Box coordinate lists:

┄┄┄┄┄┄┄┄┄┄

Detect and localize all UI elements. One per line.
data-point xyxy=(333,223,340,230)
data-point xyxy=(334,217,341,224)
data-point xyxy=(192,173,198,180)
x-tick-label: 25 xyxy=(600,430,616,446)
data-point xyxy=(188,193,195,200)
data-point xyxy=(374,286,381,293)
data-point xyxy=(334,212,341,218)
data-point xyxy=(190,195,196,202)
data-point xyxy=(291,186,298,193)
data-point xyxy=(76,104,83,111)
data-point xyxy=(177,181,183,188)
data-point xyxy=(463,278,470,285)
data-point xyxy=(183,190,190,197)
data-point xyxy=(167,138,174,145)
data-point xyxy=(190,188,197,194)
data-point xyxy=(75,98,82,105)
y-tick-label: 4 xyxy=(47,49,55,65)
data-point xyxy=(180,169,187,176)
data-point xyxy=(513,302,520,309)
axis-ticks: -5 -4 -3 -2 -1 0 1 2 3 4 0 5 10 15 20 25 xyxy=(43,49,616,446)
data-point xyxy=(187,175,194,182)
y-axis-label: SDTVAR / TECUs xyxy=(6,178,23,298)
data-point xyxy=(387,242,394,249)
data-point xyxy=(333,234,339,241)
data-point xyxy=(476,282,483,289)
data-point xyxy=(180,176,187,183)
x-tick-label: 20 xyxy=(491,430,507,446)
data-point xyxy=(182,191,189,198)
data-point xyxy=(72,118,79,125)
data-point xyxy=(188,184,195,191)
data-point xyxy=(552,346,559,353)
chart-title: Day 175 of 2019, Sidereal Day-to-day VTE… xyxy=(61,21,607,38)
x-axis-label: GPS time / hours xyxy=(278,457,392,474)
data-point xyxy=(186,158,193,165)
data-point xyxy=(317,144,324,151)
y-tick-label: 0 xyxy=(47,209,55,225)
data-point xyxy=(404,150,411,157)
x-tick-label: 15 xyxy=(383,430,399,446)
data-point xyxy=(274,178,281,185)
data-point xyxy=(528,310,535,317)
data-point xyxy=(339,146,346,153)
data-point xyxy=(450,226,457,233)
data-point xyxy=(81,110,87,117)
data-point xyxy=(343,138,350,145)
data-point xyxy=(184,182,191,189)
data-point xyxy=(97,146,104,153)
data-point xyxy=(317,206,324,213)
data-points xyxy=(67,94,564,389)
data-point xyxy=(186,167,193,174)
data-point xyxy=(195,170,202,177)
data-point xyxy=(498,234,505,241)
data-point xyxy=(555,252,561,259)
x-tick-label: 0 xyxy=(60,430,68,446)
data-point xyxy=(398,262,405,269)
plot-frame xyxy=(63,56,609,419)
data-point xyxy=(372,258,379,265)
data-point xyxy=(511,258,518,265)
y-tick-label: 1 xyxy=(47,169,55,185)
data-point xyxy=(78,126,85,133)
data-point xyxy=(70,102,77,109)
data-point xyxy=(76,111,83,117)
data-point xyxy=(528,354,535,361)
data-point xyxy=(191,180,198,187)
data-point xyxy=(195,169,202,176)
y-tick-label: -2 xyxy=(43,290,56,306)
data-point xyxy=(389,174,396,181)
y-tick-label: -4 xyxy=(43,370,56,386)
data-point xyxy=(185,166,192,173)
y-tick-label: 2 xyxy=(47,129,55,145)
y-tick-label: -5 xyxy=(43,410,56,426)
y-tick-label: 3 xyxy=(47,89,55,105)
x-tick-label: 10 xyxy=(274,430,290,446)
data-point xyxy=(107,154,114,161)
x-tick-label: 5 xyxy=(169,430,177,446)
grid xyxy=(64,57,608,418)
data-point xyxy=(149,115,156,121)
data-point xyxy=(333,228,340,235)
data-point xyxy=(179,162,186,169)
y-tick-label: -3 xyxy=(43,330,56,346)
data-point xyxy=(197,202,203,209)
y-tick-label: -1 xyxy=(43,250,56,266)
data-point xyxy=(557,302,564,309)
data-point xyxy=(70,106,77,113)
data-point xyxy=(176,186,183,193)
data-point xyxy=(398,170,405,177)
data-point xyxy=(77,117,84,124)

┄┄┄┄┄┄┄┄┄┄

Repeat the lines from the start of the lines down to the one containing "data-point xyxy=(513,302,520,309)", including both ends.

### Completed exercise
Detect and localize all UI elements. One per line.
data-point xyxy=(333,223,340,230)
data-point xyxy=(334,217,341,224)
data-point xyxy=(192,173,198,180)
x-tick-label: 25 xyxy=(600,430,616,446)
data-point xyxy=(188,193,195,200)
data-point xyxy=(374,286,381,293)
data-point xyxy=(334,212,341,218)
data-point xyxy=(190,195,196,202)
data-point xyxy=(291,186,298,193)
data-point xyxy=(76,104,83,111)
data-point xyxy=(177,181,183,188)
data-point xyxy=(463,278,470,285)
data-point xyxy=(183,190,190,197)
data-point xyxy=(167,138,174,145)
data-point xyxy=(190,188,197,194)
data-point xyxy=(75,98,82,105)
y-tick-label: 4 xyxy=(47,49,55,65)
data-point xyxy=(180,169,187,176)
data-point xyxy=(513,302,520,309)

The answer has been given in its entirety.